* _Written instruction_
Copy all the entries below, switching each occurrence of "annotation-marker" to "annotation-point" and leaving everything else unchanged.
--- BEGIN Record set ---
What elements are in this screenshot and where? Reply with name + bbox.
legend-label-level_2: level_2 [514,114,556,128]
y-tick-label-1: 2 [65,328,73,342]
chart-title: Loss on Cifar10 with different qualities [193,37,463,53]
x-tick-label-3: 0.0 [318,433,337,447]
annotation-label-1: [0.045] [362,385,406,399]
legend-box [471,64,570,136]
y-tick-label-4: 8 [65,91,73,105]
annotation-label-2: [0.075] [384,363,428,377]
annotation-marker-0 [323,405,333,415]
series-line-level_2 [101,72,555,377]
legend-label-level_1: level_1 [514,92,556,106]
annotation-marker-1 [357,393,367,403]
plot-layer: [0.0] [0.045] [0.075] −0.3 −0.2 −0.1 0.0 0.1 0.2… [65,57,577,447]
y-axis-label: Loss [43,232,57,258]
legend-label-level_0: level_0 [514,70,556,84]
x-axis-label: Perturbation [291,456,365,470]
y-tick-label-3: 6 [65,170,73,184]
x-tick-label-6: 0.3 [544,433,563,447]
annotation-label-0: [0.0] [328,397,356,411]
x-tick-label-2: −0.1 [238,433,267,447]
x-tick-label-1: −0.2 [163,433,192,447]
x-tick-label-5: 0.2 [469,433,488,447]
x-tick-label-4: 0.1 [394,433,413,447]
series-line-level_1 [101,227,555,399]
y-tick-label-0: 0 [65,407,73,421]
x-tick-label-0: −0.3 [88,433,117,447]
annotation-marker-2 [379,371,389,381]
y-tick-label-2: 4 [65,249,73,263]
--- END Record set ---
* _Task output_
What elements are in this screenshot and where? Reply with name + bbox.
legend-label-level_2: level_2 [514,114,556,128]
y-tick-label-1: 2 [65,328,73,342]
chart-title: Loss on Cifar10 with different qualities [193,37,463,53]
x-tick-label-3: 0.0 [318,433,337,447]
annotation-label-1: [0.045] [362,385,406,399]
legend-box [471,64,570,136]
y-tick-label-4: 8 [65,91,73,105]
annotation-label-2: [0.075] [384,363,428,377]
annotation-point-0 [323,405,333,415]
series-line-level_2 [101,72,555,377]
legend-label-level_1: level_1 [514,92,556,106]
annotation-point-1 [357,393,367,403]
plot-layer: [0.0] [0.045] [0.075] −0.3 −0.2 −0.1 0.0 0.1 0.2… [65,57,577,447]
y-axis-label: Loss [43,232,57,258]
legend-label-level_0: level_0 [514,70,556,84]
x-axis-label: Perturbation [291,456,365,470]
y-tick-label-3: 6 [65,170,73,184]
x-tick-label-6: 0.3 [544,433,563,447]
annotation-label-0: [0.0] [328,397,356,411]
x-tick-label-2: −0.1 [238,433,267,447]
x-tick-label-1: −0.2 [163,433,192,447]
x-tick-label-5: 0.2 [469,433,488,447]
x-tick-label-4: 0.1 [394,433,413,447]
series-line-level_1 [101,227,555,399]
y-tick-label-0: 0 [65,407,73,421]
x-tick-label-0: −0.3 [88,433,117,447]
annotation-point-2 [379,371,389,381]
y-tick-label-2: 4 [65,249,73,263]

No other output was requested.